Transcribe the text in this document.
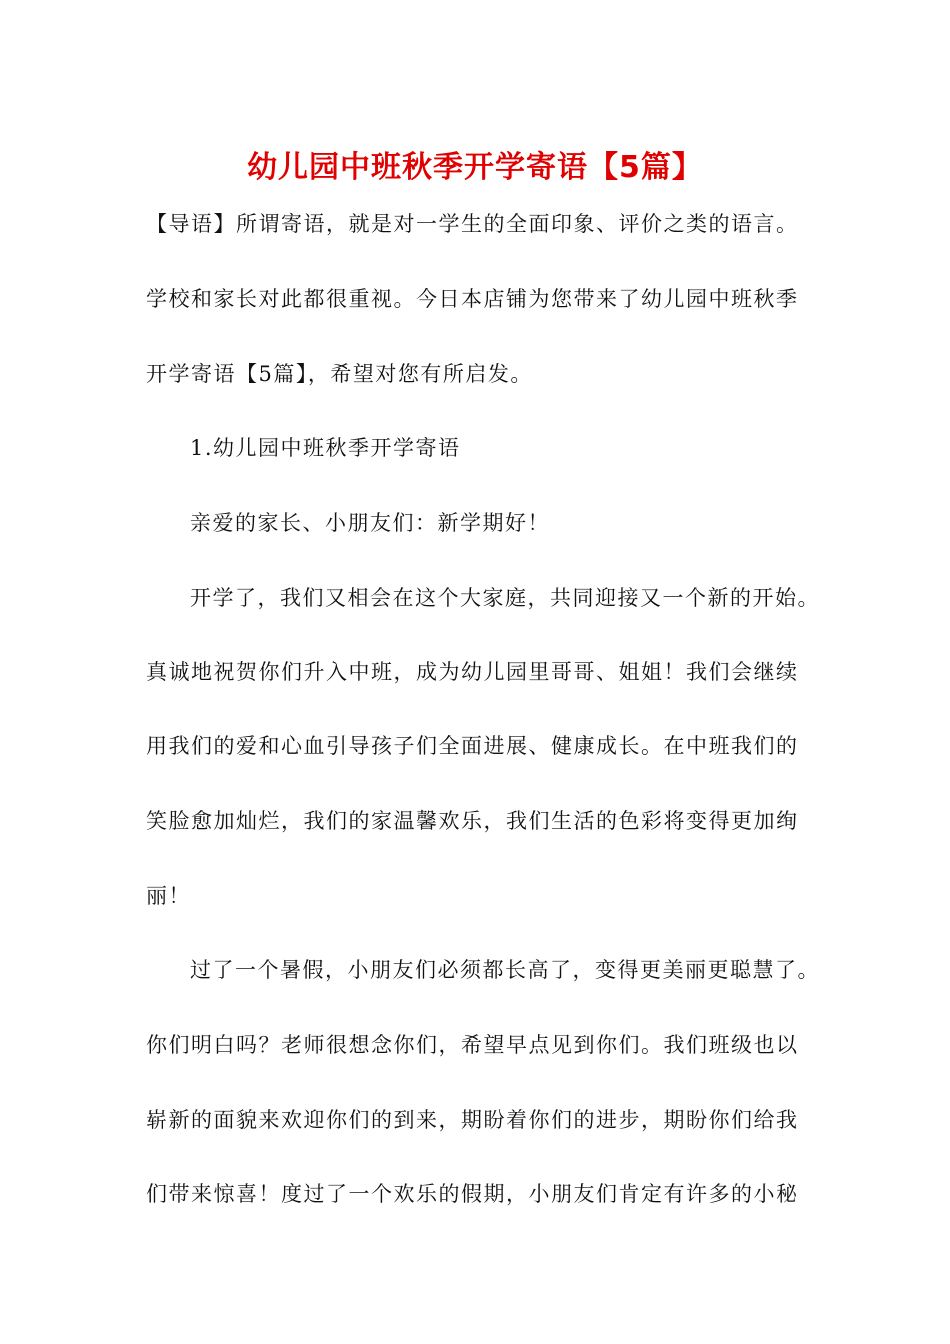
幼儿园中班秋季开学寄语【5篇】
【导语】所谓寄语，就是对一学生的全面印象、评价之类的语言。
学校和家长对此都很重视。今日本店铺为您带来了幼儿园中班秋季
开学寄语【5篇】，希望对您有所启发。
1.幼儿园中班秋季开学寄语
亲爱的家长、小朋友们：新学期好！
开学了，我们又相会在这个大家庭，共同迎接又一个新的开始。
真诚地祝贺你们升入中班，成为幼儿园里哥哥、姐姐！我们会继续
用我们的爱和心血引导孩子们全面进展、健康成长。在中班我们的
笑脸愈加灿烂，我们的家温馨欢乐，我们生活的色彩将变得更加绚
丽！
过了一个暑假，小朋友们必须都长高了，变得更美丽更聪慧了。
你们明白吗？老师很想念你们，希望早点见到你们。我们班级也以
崭新的面貌来欢迎你们的到来，期盼着你们的进步，期盼你们给我
们带来惊喜！度过了一个欢乐的假期，小朋友们肯定有许多的小秘
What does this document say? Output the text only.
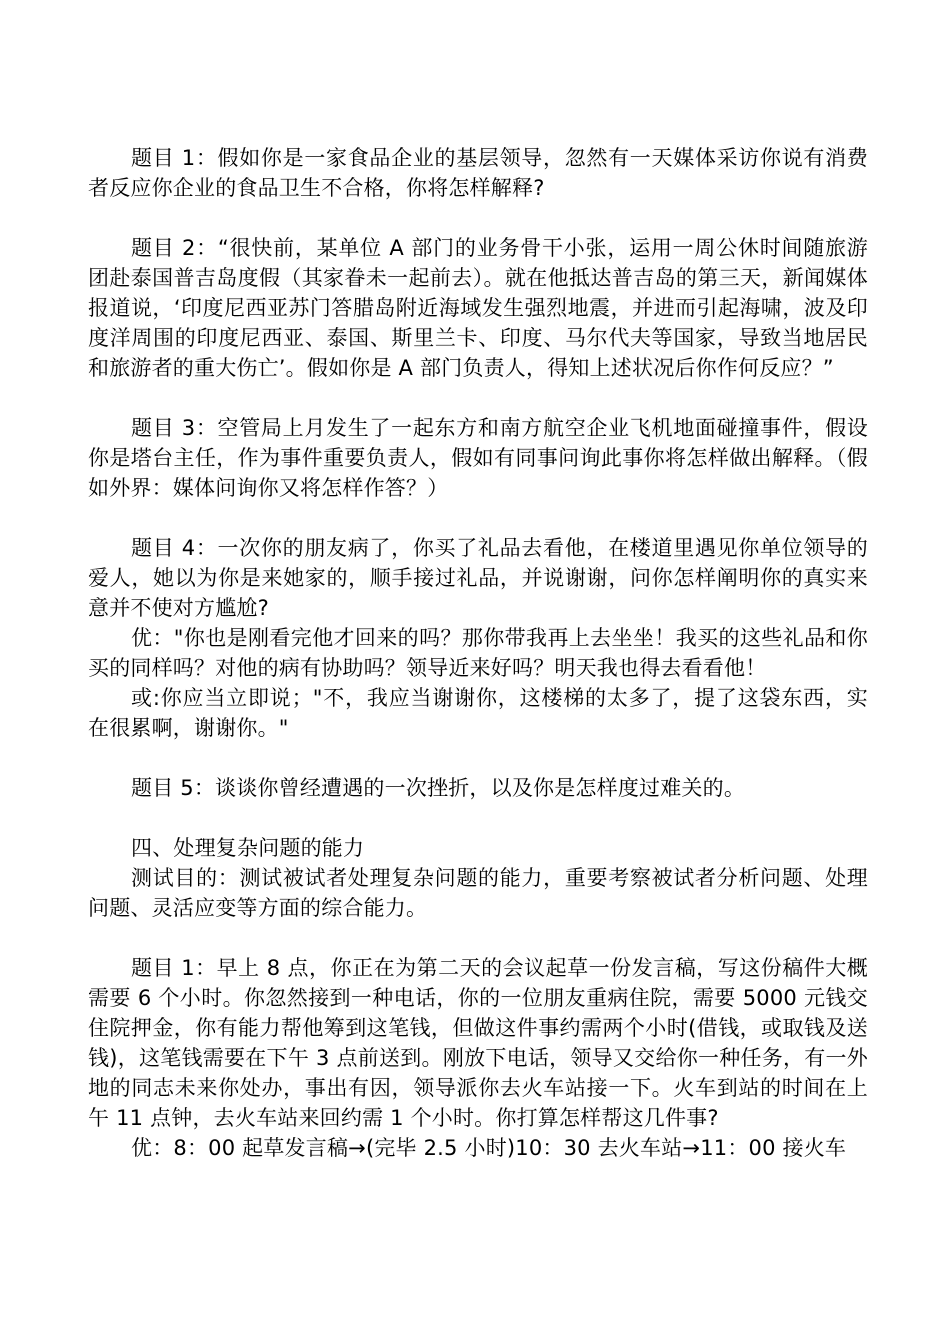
题目 1：假如你是一家食品企业的基层领导，忽然有一天媒体采访你说有消费者反应你企业的食品卫生不合格，你将怎样解释?

题目 2：“很快前，某单位 A 部门的业务骨干小张，运用一周公休时间随旅游团赴泰国普吉岛度假（其家眷未一起前去）。就在他抵达普吉岛的第三天，新闻媒体报道说，‘印度尼西亚苏门答腊岛附近海域发生强烈地震，并进而引起海啸，波及印度洋周围的印度尼西亚、泰国、斯里兰卡、印度、马尔代夫等国家，导致当地居民和旅游者的重大伤亡’。假如你是 A 部门负责人，得知上述状况后你作何反应？”

题目 3：空管局上月发生了一起东方和南方航空企业飞机地面碰撞事件，假设你是塔台主任，作为事件重要负责人，假如有同事问询此事你将怎样做出解释。（假如外界：媒体问询你又将怎样作答？）

题目 4：一次你的朋友病了，你买了礼品去看他，在楼道里遇见你单位领导的爱人，她以为你是来她家的，顺手接过礼品，并说谢谢，问你怎样阐明你的真实来意并不使对方尴尬?

优："你也是刚看完他才回来的吗？那你带我再上去坐坐！我买的这些礼品和你买的同样吗？对他的病有协助吗？领导近来好吗？明天我也得去看看他！

或:你应当立即说；"不，我应当谢谢你，这楼梯的太多了，提了这袋东西，实在很累啊，谢谢你。"

题目 5：谈谈你曾经遭遇的一次挫折，以及你是怎样度过难关的。

四、处理复杂问题的能力

测试目的：测试被试者处理复杂问题的能力，重要考察被试者分析问题、处理问题、灵活应变等方面的综合能力。

题目 1：早上 8 点，你正在为第二天的会议起草一份发言稿，写这份稿件大概需要 6 个小时。你忽然接到一种电话，你的一位朋友重病住院，需要 5000 元钱交住院押金，你有能力帮他筹到这笔钱，但做这件事约需两个小时(借钱，或取钱及送钱)，这笔钱需要在下午 3 点前送到。刚放下电话，领导又交给你一种任务，有一外地的同志未来你处办，事出有因，领导派你去火车站接一下。火车到站的时间在上午 11 点钟，去火车站来回约需 1 个小时。你打算怎样帮这几件事?

优：8：00 起草发言稿→(完毕 2.5 小时)10：30 去火车站→11：00 接火车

= Work to be completed =
Repeat everything in the records precisely. Images are excluded from the copy.

= Reply =
Transcribe the text in this document.
幼儿园中班秋季开学寄语【5篇】
【导语】所谓寄语，就是对一学生的全面印象、评价之类的语言。
学校和家长对此都很重视。今日本店铺为您带来了幼儿园中班秋季
开学寄语【5篇】，希望对您有所启发。
1.幼儿园中班秋季开学寄语
亲爱的家长、小朋友们：新学期好！
开学了，我们又相会在这个大家庭，共同迎接又一个新的开始。
真诚地祝贺你们升入中班，成为幼儿园里哥哥、姐姐！我们会继续
用我们的爱和心血引导孩子们全面进展、健康成长。在中班我们的
笑脸愈加灿烂，我们的家温馨欢乐，我们生活的色彩将变得更加绚
丽！
过了一个暑假，小朋友们必须都长高了，变得更美丽更聪慧了。
你们明白吗？老师很想念你们，希望早点见到你们。我们班级也以
崭新的面貌来欢迎你们的到来，期盼着你们的进步，期盼你们给我
们带来惊喜！度过了一个欢乐的假期，小朋友们肯定有许多的小秘
What does this document say? Output the text only.
题目 1：假如你是一家食品企业的基层领导，忽然有一天媒体采访你说有消费者反应你企业的食品卫生不合格，你将怎样解释?

题目 2：“很快前，某单位 A 部门的业务骨干小张，运用一周公休时间随旅游团赴泰国普吉岛度假（其家眷未一起前去）。就在他抵达普吉岛的第三天，新闻媒体报道说，‘印度尼西亚苏门答腊岛附近海域发生强烈地震，并进而引起海啸，波及印度洋周围的印度尼西亚、泰国、斯里兰卡、印度、马尔代夫等国家，导致当地居民和旅游者的重大伤亡’。假如你是 A 部门负责人，得知上述状况后你作何反应？”

题目 3：空管局上月发生了一起东方和南方航空企业飞机地面碰撞事件，假设你是塔台主任，作为事件重要负责人，假如有同事问询此事你将怎样做出解释。（假如外界：媒体问询你又将怎样作答？）

题目 4：一次你的朋友病了，你买了礼品去看他，在楼道里遇见你单位领导的爱人，她以为你是来她家的，顺手接过礼品，并说谢谢，问你怎样阐明你的真实来意并不使对方尴尬?

优："你也是刚看完他才回来的吗？那你带我再上去坐坐！我买的这些礼品和你买的同样吗？对他的病有协助吗？领导近来好吗？明天我也得去看看他！

或:你应当立即说；"不，我应当谢谢你，这楼梯的太多了，提了这袋东西，实在很累啊，谢谢你。"

题目 5：谈谈你曾经遭遇的一次挫折，以及你是怎样度过难关的。

四、处理复杂问题的能力

测试目的：测试被试者处理复杂问题的能力，重要考察被试者分析问题、处理问题、灵活应变等方面的综合能力。

题目 1：早上 8 点，你正在为第二天的会议起草一份发言稿，写这份稿件大概需要 6 个小时。你忽然接到一种电话，你的一位朋友重病住院，需要 5000 元钱交住院押金，你有能力帮他筹到这笔钱，但做这件事约需两个小时(借钱，或取钱及送钱)，这笔钱需要在下午 3 点前送到。刚放下电话，领导又交给你一种任务，有一外地的同志未来你处办，事出有因，领导派你去火车站接一下。火车到站的时间在上午 11 点钟，去火车站来回约需 1 个小时。你打算怎样帮这几件事?

优：8：00 起草发言稿→(完毕 2.5 小时)10：30 去火车站→11：00 接火车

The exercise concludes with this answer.